====== Belge
Genel olarak hepimiz hayata gözlerimizi bir aile içinde açarız. Yaşama merhaba dediğimiz ailemiz, ilk anlarımızdan son anımıza kadar hayatımızın her alanını etkileyecek bir yapıya sahiptir.
Bu etkileşim kişiliğimizin oluşunda da en baskın temellerin oluştuğu yerdir. Karakterimiz burada şekillenir. Sosyal hayatımızın ilk adımları burada atılır. İlgilendiğimiz ve ilgileneceğimiz her şeyi burada tanımaya başlarız.
Kendi tercihimizle edinmediğimiz ailemiz eğer sağlıklı bir aile ise, büyük oranda nasıl sağlıklı ilişkiler kurabileceğimizi burada öğreniriz. Eğer sağlıklı iletişimi ve işlevselliği olmayan bir aile ile yaşama başlamış isek, bazı eksikler ve kopukluklarla hayata merhaba demiş olmamız kaçınılmaz olacaktır.
Ancak, kendi farkındalığı gelişmiş bireyler için bu olumsuz görünen tablo, deneyimsel bir kazanıma dönüşerek bir gelişim aracı da olabilir. Bu yönüyle hayatını olumlu biçimde yapılandıran insanlar az değildir.
Bununla birlikte olumsuz etkileşimi çok olan aileleri için bu değişmez bir durum da değildir. Biraz isteklilik ve yaşam formuna katılacak iyi tercih ve işlevsellik bu durumu çok farklılaştırabilir. Kendi kurduğumuz aileler de olumlu olumsuz içinde doğduğumuz ailelere benzeyecektir. Tüm ailelerde olan ortak yaşam ve süreçler ailemiz içinde geçerli olacaktır.
============
====== Verilen satırlar
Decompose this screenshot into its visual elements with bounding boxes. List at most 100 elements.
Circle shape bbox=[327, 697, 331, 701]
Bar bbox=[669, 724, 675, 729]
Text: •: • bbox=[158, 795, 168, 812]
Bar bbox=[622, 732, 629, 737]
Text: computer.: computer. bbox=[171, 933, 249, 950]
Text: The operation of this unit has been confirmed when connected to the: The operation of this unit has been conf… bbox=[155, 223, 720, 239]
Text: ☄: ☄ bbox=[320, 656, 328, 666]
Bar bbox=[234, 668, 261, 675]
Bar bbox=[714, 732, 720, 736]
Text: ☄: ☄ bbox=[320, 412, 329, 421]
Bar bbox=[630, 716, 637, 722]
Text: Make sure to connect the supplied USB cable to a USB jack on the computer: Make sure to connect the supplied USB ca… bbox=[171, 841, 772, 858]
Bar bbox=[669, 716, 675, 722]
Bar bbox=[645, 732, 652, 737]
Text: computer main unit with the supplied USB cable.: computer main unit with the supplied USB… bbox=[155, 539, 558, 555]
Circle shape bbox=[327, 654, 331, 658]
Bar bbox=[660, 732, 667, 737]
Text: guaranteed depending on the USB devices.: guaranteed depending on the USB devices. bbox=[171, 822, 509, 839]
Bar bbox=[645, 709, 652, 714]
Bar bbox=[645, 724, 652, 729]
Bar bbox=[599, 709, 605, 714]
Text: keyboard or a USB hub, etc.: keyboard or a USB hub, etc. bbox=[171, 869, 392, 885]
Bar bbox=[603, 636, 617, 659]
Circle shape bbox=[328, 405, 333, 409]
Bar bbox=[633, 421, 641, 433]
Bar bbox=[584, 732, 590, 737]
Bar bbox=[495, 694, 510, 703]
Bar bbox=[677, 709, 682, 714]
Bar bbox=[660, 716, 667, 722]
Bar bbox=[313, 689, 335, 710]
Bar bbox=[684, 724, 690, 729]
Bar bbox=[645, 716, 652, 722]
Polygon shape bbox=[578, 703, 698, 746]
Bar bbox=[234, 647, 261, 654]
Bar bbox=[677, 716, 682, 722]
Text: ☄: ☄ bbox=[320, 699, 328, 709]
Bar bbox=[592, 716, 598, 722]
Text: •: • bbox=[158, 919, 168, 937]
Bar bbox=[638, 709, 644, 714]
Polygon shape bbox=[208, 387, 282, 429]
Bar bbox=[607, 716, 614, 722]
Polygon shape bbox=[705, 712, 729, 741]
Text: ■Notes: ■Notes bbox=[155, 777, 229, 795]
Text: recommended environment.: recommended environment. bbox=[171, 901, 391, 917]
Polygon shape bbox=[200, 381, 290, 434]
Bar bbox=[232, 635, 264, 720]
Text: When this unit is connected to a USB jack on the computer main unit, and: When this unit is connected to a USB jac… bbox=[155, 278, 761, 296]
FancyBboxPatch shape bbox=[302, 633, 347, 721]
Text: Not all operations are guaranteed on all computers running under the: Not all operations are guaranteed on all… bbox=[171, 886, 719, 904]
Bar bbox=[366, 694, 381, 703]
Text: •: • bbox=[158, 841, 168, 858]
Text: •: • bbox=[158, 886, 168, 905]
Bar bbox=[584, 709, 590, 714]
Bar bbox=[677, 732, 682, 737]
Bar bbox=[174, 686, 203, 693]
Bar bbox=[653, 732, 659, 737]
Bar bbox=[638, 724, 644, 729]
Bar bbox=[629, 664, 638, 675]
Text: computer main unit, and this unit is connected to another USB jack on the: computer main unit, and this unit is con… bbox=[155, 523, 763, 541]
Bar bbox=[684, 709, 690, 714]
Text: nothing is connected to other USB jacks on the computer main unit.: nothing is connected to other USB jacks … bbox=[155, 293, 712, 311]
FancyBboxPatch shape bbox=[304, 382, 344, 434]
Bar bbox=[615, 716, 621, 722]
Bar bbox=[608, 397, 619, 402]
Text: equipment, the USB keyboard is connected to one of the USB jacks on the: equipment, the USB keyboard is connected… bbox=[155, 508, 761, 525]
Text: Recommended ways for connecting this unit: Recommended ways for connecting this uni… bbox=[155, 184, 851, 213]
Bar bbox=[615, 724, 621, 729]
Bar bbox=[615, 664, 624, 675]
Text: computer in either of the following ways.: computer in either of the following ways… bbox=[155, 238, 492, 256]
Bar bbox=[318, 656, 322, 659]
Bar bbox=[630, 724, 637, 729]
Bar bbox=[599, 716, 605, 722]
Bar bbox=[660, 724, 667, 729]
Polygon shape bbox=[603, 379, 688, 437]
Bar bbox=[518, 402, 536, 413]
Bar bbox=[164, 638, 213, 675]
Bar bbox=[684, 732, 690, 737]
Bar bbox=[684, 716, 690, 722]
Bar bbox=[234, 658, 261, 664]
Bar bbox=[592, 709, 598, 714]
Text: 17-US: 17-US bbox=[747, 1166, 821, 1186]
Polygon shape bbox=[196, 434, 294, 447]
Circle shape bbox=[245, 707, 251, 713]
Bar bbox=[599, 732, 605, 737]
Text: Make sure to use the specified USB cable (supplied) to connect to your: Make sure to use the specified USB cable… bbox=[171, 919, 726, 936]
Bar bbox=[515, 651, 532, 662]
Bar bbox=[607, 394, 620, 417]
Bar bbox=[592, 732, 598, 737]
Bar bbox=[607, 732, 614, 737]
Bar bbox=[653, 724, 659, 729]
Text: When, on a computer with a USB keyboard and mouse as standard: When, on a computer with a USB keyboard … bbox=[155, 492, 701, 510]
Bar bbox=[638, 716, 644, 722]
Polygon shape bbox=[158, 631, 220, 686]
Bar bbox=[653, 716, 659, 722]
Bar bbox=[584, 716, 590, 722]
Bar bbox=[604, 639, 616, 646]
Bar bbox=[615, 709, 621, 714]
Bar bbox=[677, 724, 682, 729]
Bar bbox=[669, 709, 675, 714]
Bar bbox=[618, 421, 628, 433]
============
**Görev listesi**
[A] Aile hakkındaki metne göre aşağıdaki soruları yanıtlayın.
(i) Sağlıklı bir ailede büyük oranda neyi öğreniriz?
(ii) Farkındalığı gelişmiş bireyler için olumsuz görünen tablo neye dönüşerek bir gelişim aracı olabilir?
(iii) Kendi kurduğumuz aileler neye benzeyecektir?
[B] Aile hakkındaki metinde "Bu etkileşim kişiliğimizin" ifadesinden başlayıp "insanlar az değildir." ifadesi de dahil olmak üzere o ifadeye kadar uzanan kısmı aynen kopyalayın.

**Yanıtlar**
[A]
(i) Nasıl sağlıklı ilişkiler kurabileceğimizi.
(ii) Deneyimsel bir kazanıma.
(iii) İçinde doğduğumuz ailelere.

[B]
Bu etkileşim kişiliğimizin oluşunda da en baskın temellerin oluştuğu yerdir. Karakterimiz burada şekillenir. Sosyal hayatımızın ilk adımları burada atılır. İlgilendiğimiz ve ilgileneceğimiz her şeyi burada tanımaya başlarız.
Kendi tercihimizle edinmediğimiz ailemiz eğer sağlıklı bir aile ise, büyük oranda nasıl sağlıklı ilişkiler kurabileceğimizi burada öğreniriz. Eğer sağlıklı iletişimi ve işlevselliği olmayan bir aile ile yaşama başlamış isek, bazı eksikler ve kopukluklarla hayata merhaba demiş olmamız kaçınılmaz olacaktır.
Ancak, kendi farkındalığı gelişmiş bireyler için bu olumsuz görünen tablo, deneyimsel bir kazanıma dönüşerek bir gelişim aracı da olabilir. Bu yönüyle hayatını olumlu biçimde yapılandıran insanlar az değildir.